-- START Task material --

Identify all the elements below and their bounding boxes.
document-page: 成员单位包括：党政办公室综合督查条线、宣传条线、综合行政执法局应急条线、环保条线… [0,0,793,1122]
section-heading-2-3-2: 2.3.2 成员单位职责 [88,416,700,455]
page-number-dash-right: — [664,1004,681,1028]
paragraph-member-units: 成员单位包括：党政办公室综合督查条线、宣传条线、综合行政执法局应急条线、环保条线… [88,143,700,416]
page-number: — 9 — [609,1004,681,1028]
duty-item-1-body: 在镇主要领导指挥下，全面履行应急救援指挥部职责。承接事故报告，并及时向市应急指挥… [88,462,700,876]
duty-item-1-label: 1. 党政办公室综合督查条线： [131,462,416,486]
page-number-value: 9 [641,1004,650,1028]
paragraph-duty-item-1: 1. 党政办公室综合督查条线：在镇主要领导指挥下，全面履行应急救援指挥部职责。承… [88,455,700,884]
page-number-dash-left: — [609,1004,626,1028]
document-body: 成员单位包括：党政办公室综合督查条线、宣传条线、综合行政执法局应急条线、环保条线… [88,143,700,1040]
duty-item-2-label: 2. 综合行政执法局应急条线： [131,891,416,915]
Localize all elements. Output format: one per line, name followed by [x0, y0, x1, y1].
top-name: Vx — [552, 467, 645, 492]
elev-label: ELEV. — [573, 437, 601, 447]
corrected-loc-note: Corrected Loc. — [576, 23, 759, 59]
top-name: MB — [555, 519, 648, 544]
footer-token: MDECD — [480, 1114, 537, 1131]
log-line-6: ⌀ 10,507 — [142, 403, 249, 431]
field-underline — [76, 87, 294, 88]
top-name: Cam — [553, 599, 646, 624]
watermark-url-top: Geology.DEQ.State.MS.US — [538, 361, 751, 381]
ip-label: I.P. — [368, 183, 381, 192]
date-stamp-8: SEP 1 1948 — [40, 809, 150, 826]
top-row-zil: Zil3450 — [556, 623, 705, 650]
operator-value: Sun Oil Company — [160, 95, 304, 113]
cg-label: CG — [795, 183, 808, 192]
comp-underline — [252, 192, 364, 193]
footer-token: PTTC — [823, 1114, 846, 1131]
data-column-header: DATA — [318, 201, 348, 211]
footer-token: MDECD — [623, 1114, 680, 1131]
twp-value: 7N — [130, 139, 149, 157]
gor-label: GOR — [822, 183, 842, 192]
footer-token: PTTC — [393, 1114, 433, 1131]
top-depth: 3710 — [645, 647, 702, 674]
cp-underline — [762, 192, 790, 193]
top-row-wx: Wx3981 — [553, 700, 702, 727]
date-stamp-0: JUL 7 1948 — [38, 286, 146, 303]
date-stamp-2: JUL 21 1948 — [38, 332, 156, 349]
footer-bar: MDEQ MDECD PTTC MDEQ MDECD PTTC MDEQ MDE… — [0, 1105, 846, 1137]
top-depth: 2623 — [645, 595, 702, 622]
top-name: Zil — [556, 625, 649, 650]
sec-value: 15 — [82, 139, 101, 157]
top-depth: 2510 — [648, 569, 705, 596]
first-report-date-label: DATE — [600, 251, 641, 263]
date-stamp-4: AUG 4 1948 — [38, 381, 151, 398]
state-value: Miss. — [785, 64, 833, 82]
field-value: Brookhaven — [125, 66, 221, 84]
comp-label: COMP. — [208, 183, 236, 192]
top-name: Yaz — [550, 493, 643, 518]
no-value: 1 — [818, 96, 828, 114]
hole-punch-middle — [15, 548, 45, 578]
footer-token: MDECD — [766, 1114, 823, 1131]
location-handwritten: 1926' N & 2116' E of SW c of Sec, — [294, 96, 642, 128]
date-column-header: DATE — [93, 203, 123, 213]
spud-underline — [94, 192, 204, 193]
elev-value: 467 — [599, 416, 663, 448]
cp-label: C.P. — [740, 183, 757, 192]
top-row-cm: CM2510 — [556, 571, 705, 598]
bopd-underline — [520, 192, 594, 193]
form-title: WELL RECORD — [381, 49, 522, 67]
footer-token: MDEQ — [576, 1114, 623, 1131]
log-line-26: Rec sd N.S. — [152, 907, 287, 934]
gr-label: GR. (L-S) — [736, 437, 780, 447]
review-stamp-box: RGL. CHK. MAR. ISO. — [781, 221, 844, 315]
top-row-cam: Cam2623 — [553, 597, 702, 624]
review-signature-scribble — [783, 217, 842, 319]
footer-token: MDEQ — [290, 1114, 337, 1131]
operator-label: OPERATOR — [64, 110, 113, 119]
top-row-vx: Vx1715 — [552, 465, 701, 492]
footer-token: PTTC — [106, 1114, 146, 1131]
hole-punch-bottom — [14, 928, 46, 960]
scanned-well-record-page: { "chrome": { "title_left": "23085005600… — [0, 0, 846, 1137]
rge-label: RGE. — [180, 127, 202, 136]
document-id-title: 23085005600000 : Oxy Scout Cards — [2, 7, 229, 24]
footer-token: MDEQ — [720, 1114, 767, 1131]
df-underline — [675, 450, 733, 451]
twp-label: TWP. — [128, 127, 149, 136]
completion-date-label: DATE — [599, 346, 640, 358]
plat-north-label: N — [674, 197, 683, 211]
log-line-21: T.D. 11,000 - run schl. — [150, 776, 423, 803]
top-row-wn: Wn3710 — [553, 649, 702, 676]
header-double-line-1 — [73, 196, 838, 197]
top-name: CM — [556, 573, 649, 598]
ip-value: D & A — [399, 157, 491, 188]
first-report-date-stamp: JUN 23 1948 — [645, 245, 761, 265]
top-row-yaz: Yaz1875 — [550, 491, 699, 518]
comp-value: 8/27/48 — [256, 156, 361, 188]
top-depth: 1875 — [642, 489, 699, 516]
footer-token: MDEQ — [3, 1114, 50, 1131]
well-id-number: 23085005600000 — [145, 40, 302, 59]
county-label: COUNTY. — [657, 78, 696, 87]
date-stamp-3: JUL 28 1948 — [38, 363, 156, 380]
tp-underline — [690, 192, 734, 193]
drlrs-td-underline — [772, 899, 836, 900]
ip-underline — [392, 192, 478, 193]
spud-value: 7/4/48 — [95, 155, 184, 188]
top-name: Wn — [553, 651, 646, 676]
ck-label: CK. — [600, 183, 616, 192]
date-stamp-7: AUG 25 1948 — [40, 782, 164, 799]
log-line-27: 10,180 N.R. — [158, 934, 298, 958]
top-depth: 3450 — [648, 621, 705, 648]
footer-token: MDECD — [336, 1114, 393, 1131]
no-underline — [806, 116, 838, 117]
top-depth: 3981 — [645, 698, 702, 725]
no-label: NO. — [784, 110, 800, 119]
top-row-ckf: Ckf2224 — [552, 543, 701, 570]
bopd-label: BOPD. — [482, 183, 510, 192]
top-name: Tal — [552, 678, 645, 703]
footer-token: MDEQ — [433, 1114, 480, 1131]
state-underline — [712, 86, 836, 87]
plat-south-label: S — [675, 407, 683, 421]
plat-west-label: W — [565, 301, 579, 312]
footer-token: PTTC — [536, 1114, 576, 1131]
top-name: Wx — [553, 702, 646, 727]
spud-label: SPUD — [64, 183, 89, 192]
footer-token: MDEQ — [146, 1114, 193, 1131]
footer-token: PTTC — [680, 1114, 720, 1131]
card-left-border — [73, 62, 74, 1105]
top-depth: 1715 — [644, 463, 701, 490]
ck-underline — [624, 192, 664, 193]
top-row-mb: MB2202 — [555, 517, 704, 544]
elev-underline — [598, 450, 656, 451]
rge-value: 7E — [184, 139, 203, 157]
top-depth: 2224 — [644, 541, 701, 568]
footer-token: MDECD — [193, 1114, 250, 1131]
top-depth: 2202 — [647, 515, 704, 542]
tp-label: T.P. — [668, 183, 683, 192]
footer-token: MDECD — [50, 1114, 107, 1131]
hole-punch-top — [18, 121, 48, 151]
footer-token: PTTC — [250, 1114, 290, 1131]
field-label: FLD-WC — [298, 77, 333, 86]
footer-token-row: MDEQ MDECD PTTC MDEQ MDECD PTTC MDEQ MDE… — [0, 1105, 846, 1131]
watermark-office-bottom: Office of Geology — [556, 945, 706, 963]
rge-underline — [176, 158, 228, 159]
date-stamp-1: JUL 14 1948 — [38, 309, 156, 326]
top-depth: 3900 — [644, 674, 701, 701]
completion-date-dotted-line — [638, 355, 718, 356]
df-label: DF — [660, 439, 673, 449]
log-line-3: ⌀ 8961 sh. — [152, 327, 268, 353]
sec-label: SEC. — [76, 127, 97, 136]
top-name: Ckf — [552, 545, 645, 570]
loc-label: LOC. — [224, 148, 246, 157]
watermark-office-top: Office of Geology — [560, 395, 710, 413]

-- END Task material --

## What you need to do:
Write out the records again, starting at the beginning and ending with the line that contains "page-number-dash-left: — [609,1004,626,1028]", and swap "Identify" for "Find" while keeping everything else the same.

## Answer to this problem:
Find all the elements below and their bounding boxes.
document-page: 成员单位包括：党政办公室综合督查条线、宣传条线、综合行政执法局应急条线、环保条线… [0,0,793,1122]
section-heading-2-3-2: 2.3.2 成员单位职责 [88,416,700,455]
page-number-dash-right: — [664,1004,681,1028]
paragraph-member-units: 成员单位包括：党政办公室综合督查条线、宣传条线、综合行政执法局应急条线、环保条线… [88,143,700,416]
page-number: — 9 — [609,1004,681,1028]
duty-item-1-body: 在镇主要领导指挥下，全面履行应急救援指挥部职责。承接事故报告，并及时向市应急指挥… [88,462,700,876]
duty-item-1-label: 1. 党政办公室综合督查条线： [131,462,416,486]
page-number-value: 9 [641,1004,650,1028]
paragraph-duty-item-1: 1. 党政办公室综合督查条线：在镇主要领导指挥下，全面履行应急救援指挥部职责。承… [88,455,700,884]
page-number-dash-left: — [609,1004,626,1028]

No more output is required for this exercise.